Requirement ::
Return all the data below as it stands, minus the pictures.

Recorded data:
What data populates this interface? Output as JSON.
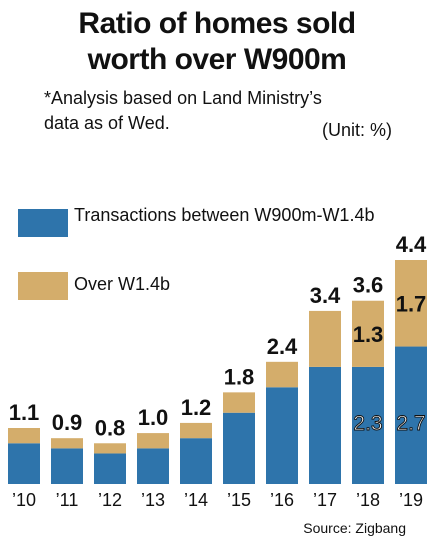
{
  "title_line1": "Ratio of homes sold",
  "title_line2": "worth over W900m",
  "note_line1": "*Analysis based on Land Ministry’s",
  "note_line2": "data as of Wed.",
  "unit": "(Unit: %)",
  "source": "Source: Zigbang",
  "colors": {
    "lower": "#2e74ab",
    "upper": "#d4ad6b"
  },
  "chart_data": {
    "type": "bar",
    "stacked": true,
    "categories": [
      "’10",
      "’11",
      "’12",
      "’13",
      "’14",
      "’15",
      "’16",
      "’17",
      "’18",
      "’19"
    ],
    "series": [
      {
        "name": "Transactions between W900m-W1.4b",
        "values": [
          0.8,
          0.7,
          0.6,
          0.7,
          0.9,
          1.4,
          1.9,
          2.3,
          2.3,
          2.7
        ]
      },
      {
        "name": "Over W1.4b",
        "values": [
          0.3,
          0.2,
          0.2,
          0.3,
          0.3,
          0.4,
          0.5,
          1.1,
          1.3,
          1.7
        ]
      }
    ],
    "totals": [
      1.1,
      0.9,
      0.8,
      1.0,
      1.2,
      1.8,
      2.4,
      3.4,
      3.6,
      4.4
    ],
    "total_labels": [
      "1.1",
      "0.9",
      "0.8",
      "1.0",
      "1.2",
      "1.8",
      "2.4",
      "3.4",
      "3.6",
      "4.4"
    ],
    "segment_labels": [
      {
        "category": "’18",
        "lower": "2.3",
        "upper": "1.3"
      },
      {
        "category": "’19",
        "lower": "2.7",
        "upper": "1.7"
      }
    ],
    "ylim": [
      0,
      4.4
    ],
    "grid": false,
    "legend_position": "top-left"
  }
}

Reply to the exercise ::
What data populates this interface? Output as JSON.
{
  "title_line1": "Ratio of homes sold",
  "title_line2": "worth over W900m",
  "note_line1": "*Analysis based on Land Ministry’s",
  "note_line2": "data as of Wed.",
  "unit": "(Unit: %)",
  "source": "Source: Zigbang",
  "colors": {
    "lower": "#2e74ab",
    "upper": "#d4ad6b"
  },
  "chart_data": {
    "type": "bar",
    "stacked": true,
    "categories": [
      "’10",
      "’11",
      "’12",
      "’13",
      "’14",
      "’15",
      "’16",
      "’17",
      "’18",
      "’19"
    ],
    "series": [
      {
        "name": "Transactions between W900m-W1.4b",
        "values": [
          0.8,
          0.7,
          0.6,
          0.7,
          0.9,
          1.4,
          1.9,
          2.3,
          2.3,
          2.7
        ]
      },
      {
        "name": "Over W1.4b",
        "values": [
          0.3,
          0.2,
          0.2,
          0.3,
          0.3,
          0.4,
          0.5,
          1.1,
          1.3,
          1.7
        ]
      }
    ],
    "totals": [
      1.1,
      0.9,
      0.8,
      1.0,
      1.2,
      1.8,
      2.4,
      3.4,
      3.6,
      4.4
    ],
    "total_labels": [
      "1.1",
      "0.9",
      "0.8",
      "1.0",
      "1.2",
      "1.8",
      "2.4",
      "3.4",
      "3.6",
      "4.4"
    ],
    "segment_labels": [
      {
        "category": "’18",
        "lower": "2.3",
        "upper": "1.3"
      },
      {
        "category": "’19",
        "lower": "2.7",
        "upper": "1.7"
      }
    ],
    "ylim": [
      0,
      4.4
    ],
    "grid": false,
    "legend_position": "top-left"
  }
}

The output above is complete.